(GOAL): Each line of the listing must be transcribed exactly, except for the images, which should be excluded.

(INFORMATION PROVIDED):
_ _ _ _ _
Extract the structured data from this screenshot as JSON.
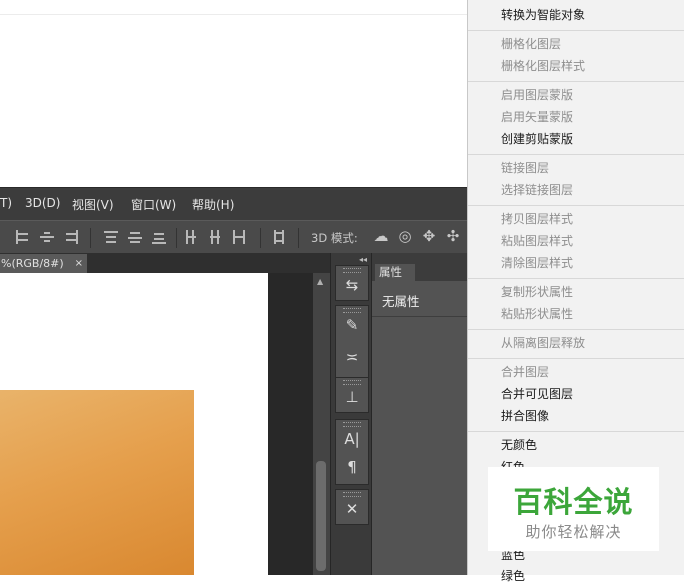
{
  "menubar": {
    "items": [
      "T)",
      "3D(D)",
      "视图(V)",
      "窗口(W)",
      "帮助(H)"
    ]
  },
  "options_bar": {
    "mode_label": "3D 模式:"
  },
  "document_tab": {
    "title": "%(RGB/8#)",
    "close": "×"
  },
  "properties_panel": {
    "tab_label": "属性",
    "empty_text": "无属性"
  },
  "context_menu": {
    "items": [
      {
        "label": "转换为智能对象",
        "enabled": true
      },
      {
        "label": "栅格化图层",
        "enabled": false
      },
      {
        "label": "栅格化图层样式",
        "enabled": false
      },
      {
        "label": "启用图层蒙版",
        "enabled": false
      },
      {
        "label": "启用矢量蒙版",
        "enabled": false
      },
      {
        "label": "创建剪贴蒙版",
        "enabled": true
      },
      {
        "label": "链接图层",
        "enabled": false
      },
      {
        "label": "选择链接图层",
        "enabled": false
      },
      {
        "label": "拷贝图层样式",
        "enabled": false
      },
      {
        "label": "粘贴图层样式",
        "enabled": false
      },
      {
        "label": "清除图层样式",
        "enabled": false
      },
      {
        "label": "复制形状属性",
        "enabled": false
      },
      {
        "label": "粘贴形状属性",
        "enabled": false
      },
      {
        "label": "从隔离图层释放",
        "enabled": false
      },
      {
        "label": "合并图层",
        "enabled": false
      },
      {
        "label": "合并可见图层",
        "enabled": true
      },
      {
        "label": "拼合图像",
        "enabled": true
      },
      {
        "label": "无颜色",
        "enabled": true
      },
      {
        "label": "红色",
        "enabled": true
      },
      {
        "label": "蓝色",
        "enabled": true
      },
      {
        "label": "绿色",
        "enabled": true
      }
    ]
  },
  "watermark": {
    "title": "百科全说",
    "subtitle": "助你轻松解决"
  }
}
_ _ _ _ _
(TASK RESULT):
Extract the structured data from this screenshot as JSON.
{
  "menubar": {
    "items": [
      "T)",
      "3D(D)",
      "视图(V)",
      "窗口(W)",
      "帮助(H)"
    ]
  },
  "options_bar": {
    "mode_label": "3D 模式:"
  },
  "document_tab": {
    "title": "%(RGB/8#)",
    "close": "×"
  },
  "properties_panel": {
    "tab_label": "属性",
    "empty_text": "无属性"
  },
  "context_menu": {
    "items": [
      {
        "label": "转换为智能对象",
        "enabled": true
      },
      {
        "label": "栅格化图层",
        "enabled": false
      },
      {
        "label": "栅格化图层样式",
        "enabled": false
      },
      {
        "label": "启用图层蒙版",
        "enabled": false
      },
      {
        "label": "启用矢量蒙版",
        "enabled": false
      },
      {
        "label": "创建剪贴蒙版",
        "enabled": true
      },
      {
        "label": "链接图层",
        "enabled": false
      },
      {
        "label": "选择链接图层",
        "enabled": false
      },
      {
        "label": "拷贝图层样式",
        "enabled": false
      },
      {
        "label": "粘贴图层样式",
        "enabled": false
      },
      {
        "label": "清除图层样式",
        "enabled": false
      },
      {
        "label": "复制形状属性",
        "enabled": false
      },
      {
        "label": "粘贴形状属性",
        "enabled": false
      },
      {
        "label": "从隔离图层释放",
        "enabled": false
      },
      {
        "label": "合并图层",
        "enabled": false
      },
      {
        "label": "合并可见图层",
        "enabled": true
      },
      {
        "label": "拼合图像",
        "enabled": true
      },
      {
        "label": "无颜色",
        "enabled": true
      },
      {
        "label": "红色",
        "enabled": true
      },
      {
        "label": "蓝色",
        "enabled": true
      },
      {
        "label": "绿色",
        "enabled": true
      }
    ]
  },
  "watermark": {
    "title": "百科全说",
    "subtitle": "助你轻松解决"
  }
}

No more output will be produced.